(Dataset records)
******************************
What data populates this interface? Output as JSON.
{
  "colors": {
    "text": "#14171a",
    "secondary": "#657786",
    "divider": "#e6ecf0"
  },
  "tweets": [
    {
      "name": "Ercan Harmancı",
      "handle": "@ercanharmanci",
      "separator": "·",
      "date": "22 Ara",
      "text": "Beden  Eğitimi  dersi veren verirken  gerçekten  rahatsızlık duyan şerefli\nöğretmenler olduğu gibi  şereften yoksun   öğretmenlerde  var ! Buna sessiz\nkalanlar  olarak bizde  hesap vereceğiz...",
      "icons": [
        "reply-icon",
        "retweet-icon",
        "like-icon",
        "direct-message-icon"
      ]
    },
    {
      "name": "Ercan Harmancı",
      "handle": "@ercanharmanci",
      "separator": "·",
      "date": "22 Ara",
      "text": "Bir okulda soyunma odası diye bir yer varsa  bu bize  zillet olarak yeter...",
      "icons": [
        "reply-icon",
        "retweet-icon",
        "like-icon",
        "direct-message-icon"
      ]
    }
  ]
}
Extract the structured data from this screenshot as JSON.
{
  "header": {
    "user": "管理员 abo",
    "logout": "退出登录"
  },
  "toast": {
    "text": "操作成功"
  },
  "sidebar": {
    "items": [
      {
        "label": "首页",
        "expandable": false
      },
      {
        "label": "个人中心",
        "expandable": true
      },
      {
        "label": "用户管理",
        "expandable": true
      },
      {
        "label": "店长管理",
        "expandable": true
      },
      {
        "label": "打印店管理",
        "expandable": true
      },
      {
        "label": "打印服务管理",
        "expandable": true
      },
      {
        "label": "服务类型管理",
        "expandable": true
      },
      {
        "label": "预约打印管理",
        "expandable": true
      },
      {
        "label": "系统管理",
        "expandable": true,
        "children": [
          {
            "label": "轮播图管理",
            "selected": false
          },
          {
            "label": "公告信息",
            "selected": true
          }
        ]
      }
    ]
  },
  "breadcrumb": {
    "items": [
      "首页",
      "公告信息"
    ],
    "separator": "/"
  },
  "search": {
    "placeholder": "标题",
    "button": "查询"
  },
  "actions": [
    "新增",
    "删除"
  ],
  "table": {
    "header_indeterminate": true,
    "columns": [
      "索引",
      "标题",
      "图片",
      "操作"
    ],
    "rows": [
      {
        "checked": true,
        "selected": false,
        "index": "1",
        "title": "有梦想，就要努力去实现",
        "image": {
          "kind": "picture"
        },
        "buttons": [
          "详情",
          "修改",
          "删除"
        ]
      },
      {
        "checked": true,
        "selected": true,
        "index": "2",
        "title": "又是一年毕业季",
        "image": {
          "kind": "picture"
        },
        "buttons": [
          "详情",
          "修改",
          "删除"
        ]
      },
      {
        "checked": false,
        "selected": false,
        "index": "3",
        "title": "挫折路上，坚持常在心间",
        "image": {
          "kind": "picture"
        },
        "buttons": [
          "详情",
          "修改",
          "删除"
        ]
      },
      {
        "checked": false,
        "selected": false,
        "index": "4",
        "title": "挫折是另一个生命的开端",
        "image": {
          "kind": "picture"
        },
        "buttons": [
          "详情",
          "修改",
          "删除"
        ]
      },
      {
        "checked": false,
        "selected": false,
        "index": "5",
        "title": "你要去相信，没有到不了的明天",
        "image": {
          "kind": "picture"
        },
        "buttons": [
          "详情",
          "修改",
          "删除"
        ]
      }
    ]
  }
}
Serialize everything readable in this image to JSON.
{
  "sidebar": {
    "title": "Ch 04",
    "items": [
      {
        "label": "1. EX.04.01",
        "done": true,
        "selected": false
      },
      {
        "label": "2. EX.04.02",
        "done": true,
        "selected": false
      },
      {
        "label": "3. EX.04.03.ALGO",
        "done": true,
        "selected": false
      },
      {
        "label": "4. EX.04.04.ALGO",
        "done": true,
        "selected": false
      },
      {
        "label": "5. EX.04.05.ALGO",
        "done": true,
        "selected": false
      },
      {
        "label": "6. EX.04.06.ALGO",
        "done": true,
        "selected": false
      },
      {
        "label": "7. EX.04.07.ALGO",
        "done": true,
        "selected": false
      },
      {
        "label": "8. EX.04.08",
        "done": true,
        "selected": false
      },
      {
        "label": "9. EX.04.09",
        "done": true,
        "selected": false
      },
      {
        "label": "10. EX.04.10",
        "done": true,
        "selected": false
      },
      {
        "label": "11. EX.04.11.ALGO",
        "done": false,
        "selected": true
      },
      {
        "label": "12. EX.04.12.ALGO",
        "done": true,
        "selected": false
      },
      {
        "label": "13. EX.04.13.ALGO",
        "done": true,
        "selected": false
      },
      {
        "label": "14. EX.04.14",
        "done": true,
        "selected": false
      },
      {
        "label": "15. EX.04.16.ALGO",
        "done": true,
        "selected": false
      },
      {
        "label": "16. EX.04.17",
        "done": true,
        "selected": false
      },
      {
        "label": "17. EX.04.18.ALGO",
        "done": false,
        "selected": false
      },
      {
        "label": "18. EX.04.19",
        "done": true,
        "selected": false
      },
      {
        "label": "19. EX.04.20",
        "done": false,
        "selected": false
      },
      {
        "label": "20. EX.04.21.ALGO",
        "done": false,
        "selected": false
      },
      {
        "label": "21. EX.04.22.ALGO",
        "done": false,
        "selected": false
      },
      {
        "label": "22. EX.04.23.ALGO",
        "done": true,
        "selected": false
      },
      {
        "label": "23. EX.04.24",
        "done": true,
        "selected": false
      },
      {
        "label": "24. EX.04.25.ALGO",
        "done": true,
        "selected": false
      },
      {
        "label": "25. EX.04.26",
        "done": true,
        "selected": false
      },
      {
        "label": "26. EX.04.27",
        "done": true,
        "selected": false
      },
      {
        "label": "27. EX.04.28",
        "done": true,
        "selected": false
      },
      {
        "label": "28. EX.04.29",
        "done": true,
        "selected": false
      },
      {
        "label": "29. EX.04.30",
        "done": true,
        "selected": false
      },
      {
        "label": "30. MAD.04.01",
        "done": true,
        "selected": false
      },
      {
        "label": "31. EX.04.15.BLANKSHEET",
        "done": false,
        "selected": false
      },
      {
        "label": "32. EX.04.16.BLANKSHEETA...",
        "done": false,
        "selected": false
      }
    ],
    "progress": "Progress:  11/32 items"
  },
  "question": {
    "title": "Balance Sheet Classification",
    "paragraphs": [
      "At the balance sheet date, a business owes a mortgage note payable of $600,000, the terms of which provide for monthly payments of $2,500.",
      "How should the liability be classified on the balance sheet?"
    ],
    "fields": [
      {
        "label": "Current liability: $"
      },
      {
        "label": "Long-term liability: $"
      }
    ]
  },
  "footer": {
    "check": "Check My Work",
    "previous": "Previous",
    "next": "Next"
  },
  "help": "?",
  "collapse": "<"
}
******************************
Restate each entry exactly, skipping none.

What data populates this interface? Output as JSON.
{
  "colors": {
    "text": "#14171a",
    "secondary": "#657786",
    "divider": "#e6ecf0"
  },
  "tweets": [
    {
      "name": "Ercan Harmancı",
      "handle": "@ercanharmanci",
      "separator": "·",
      "date": "22 Ara",
      "text": "Beden  Eğitimi  dersi veren verirken  gerçekten  rahatsızlık duyan şerefli\nöğretmenler olduğu gibi  şereften yoksun   öğretmenlerde  var ! Buna sessiz\nkalanlar  olarak bizde  hesap vereceğiz...",
      "icons": [
        "reply-icon",
        "retweet-icon",
        "like-icon",
        "direct-message-icon"
      ]
    },
    {
      "name": "Ercan Harmancı",
      "handle": "@ercanharmanci",
      "separator": "·",
      "date": "22 Ara",
      "text": "Bir okulda soyunma odası diye bir yer varsa  bu bize  zillet olarak yeter...",
      "icons": [
        "reply-icon",
        "retweet-icon",
        "like-icon",
        "direct-message-icon"
      ]
    }
  ]
}
Extract the structured data from this screenshot as JSON.
{
  "header": {
    "user": "管理员 abo",
    "logout": "退出登录"
  },
  "toast": {
    "text": "操作成功"
  },
  "sidebar": {
    "items": [
      {
        "label": "首页",
        "expandable": false
      },
      {
        "label": "个人中心",
        "expandable": true
      },
      {
        "label": "用户管理",
        "expandable": true
      },
      {
        "label": "店长管理",
        "expandable": true
      },
      {
        "label": "打印店管理",
        "expandable": true
      },
      {
        "label": "打印服务管理",
        "expandable": true
      },
      {
        "label": "服务类型管理",
        "expandable": true
      },
      {
        "label": "预约打印管理",
        "expandable": true
      },
      {
        "label": "系统管理",
        "expandable": true,
        "children": [
          {
            "label": "轮播图管理",
            "selected": false
          },
          {
            "label": "公告信息",
            "selected": true
          }
        ]
      }
    ]
  },
  "breadcrumb": {
    "items": [
      "首页",
      "公告信息"
    ],
    "separator": "/"
  },
  "search": {
    "placeholder": "标题",
    "button": "查询"
  },
  "actions": [
    "新增",
    "删除"
  ],
  "table": {
    "header_indeterminate": true,
    "columns": [
      "索引",
      "标题",
      "图片",
      "操作"
    ],
    "rows": [
      {
        "checked": true,
        "selected": false,
        "index": "1",
        "title": "有梦想，就要努力去实现",
        "image": {
          "kind": "picture"
        },
        "buttons": [
          "详情",
          "修改",
          "删除"
        ]
      },
      {
        "checked": true,
        "selected": true,
        "index": "2",
        "title": "又是一年毕业季",
        "image": {
          "kind": "picture"
        },
        "buttons": [
          "详情",
          "修改",
          "删除"
        ]
      },
      {
        "checked": false,
        "selected": false,
        "index": "3",
        "title": "挫折路上，坚持常在心间",
        "image": {
          "kind": "picture"
        },
        "buttons": [
          "详情",
          "修改",
          "删除"
        ]
      },
      {
        "checked": false,
        "selected": false,
        "index": "4",
        "title": "挫折是另一个生命的开端",
        "image": {
          "kind": "picture"
        },
        "buttons": [
          "详情",
          "修改",
          "删除"
        ]
      },
      {
        "checked": false,
        "selected": false,
        "index": "5",
        "title": "你要去相信，没有到不了的明天",
        "image": {
          "kind": "picture"
        },
        "buttons": [
          "详情",
          "修改",
          "删除"
        ]
      }
    ]
  }
}
Serialize everything readable in this image to JSON.
{
  "sidebar": {
    "title": "Ch 04",
    "items": [
      {
        "label": "1. EX.04.01",
        "done": true,
        "selected": false
      },
      {
        "label": "2. EX.04.02",
        "done": true,
        "selected": false
      },
      {
        "label": "3. EX.04.03.ALGO",
        "done": true,
        "selected": false
      },
      {
        "label": "4. EX.04.04.ALGO",
        "done": true,
        "selected": false
      },
      {
        "label": "5. EX.04.05.ALGO",
        "done": true,
        "selected": false
      },
      {
        "label": "6. EX.04.06.ALGO",
        "done": true,
        "selected": false
      },
      {
        "label": "7. EX.04.07.ALGO",
        "done": true,
        "selected": false
      },
      {
        "label": "8. EX.04.08",
        "done": true,
        "selected": false
      },
      {
        "label": "9. EX.04.09",
        "done": true,
        "selected": false
      },
      {
        "label": "10. EX.04.10",
        "done": true,
        "selected": false
      },
      {
        "label": "11. EX.04.11.ALGO",
        "done": false,
        "selected": true
      },
      {
        "label": "12. EX.04.12.ALGO",
        "done": true,
        "selected": false
      },
      {
        "label": "13. EX.04.13.ALGO",
        "done": true,
        "selected": false
      },
      {
        "label": "14. EX.04.14",
        "done": true,
        "selected": false
      },
      {
        "label": "15. EX.04.16.ALGO",
        "done": true,
        "selected": false
      },
      {
        "label": "16. EX.04.17",
        "done": true,
        "selected": false
      },
      {
        "label": "17. EX.04.18.ALGO",
        "done": false,
        "selected": false
      },
      {
        "label": "18. EX.04.19",
        "done": true,
        "selected": false
      },
      {
        "label": "19. EX.04.20",
        "done": false,
        "selected": false
      },
      {
        "label": "20. EX.04.21.ALGO",
        "done": false,
        "selected": false
      },
      {
        "label": "21. EX.04.22.ALGO",
        "done": false,
        "selected": false
      },
      {
        "label": "22. EX.04.23.ALGO",
        "done": true,
        "selected": false
      },
      {
        "label": "23. EX.04.24",
        "done": true,
        "selected": false
      },
      {
        "label": "24. EX.04.25.ALGO",
        "done": true,
        "selected": false
      },
      {
        "label": "25. EX.04.26",
        "done": true,
        "selected": false
      },
      {
        "label": "26. EX.04.27",
        "done": true,
        "selected": false
      },
      {
        "label": "27. EX.04.28",
        "done": true,
        "selected": false
      },
      {
        "label": "28. EX.04.29",
        "done": true,
        "selected": false
      },
      {
        "label": "29. EX.04.30",
        "done": true,
        "selected": false
      },
      {
        "label": "30. MAD.04.01",
        "done": true,
        "selected": false
      },
      {
        "label": "31. EX.04.15.BLANKSHEET",
        "done": false,
        "selected": false
      },
      {
        "label": "32. EX.04.16.BLANKSHEETA...",
        "done": false,
        "selected": false
      }
    ],
    "progress": "Progress:  11/32 items"
  },
  "question": {
    "title": "Balance Sheet Classification",
    "paragraphs": [
      "At the balance sheet date, a business owes a mortgage note payable of $600,000, the terms of which provide for monthly payments of $2,500.",
      "How should the liability be classified on the balance sheet?"
    ],
    "fields": [
      {
        "label": "Current liability: $"
      },
      {
        "label": "Long-term liability: $"
      }
    ]
  },
  "footer": {
    "check": "Check My Work",
    "previous": "Previous",
    "next": "Next"
  },
  "help": "?",
  "collapse": "<"
}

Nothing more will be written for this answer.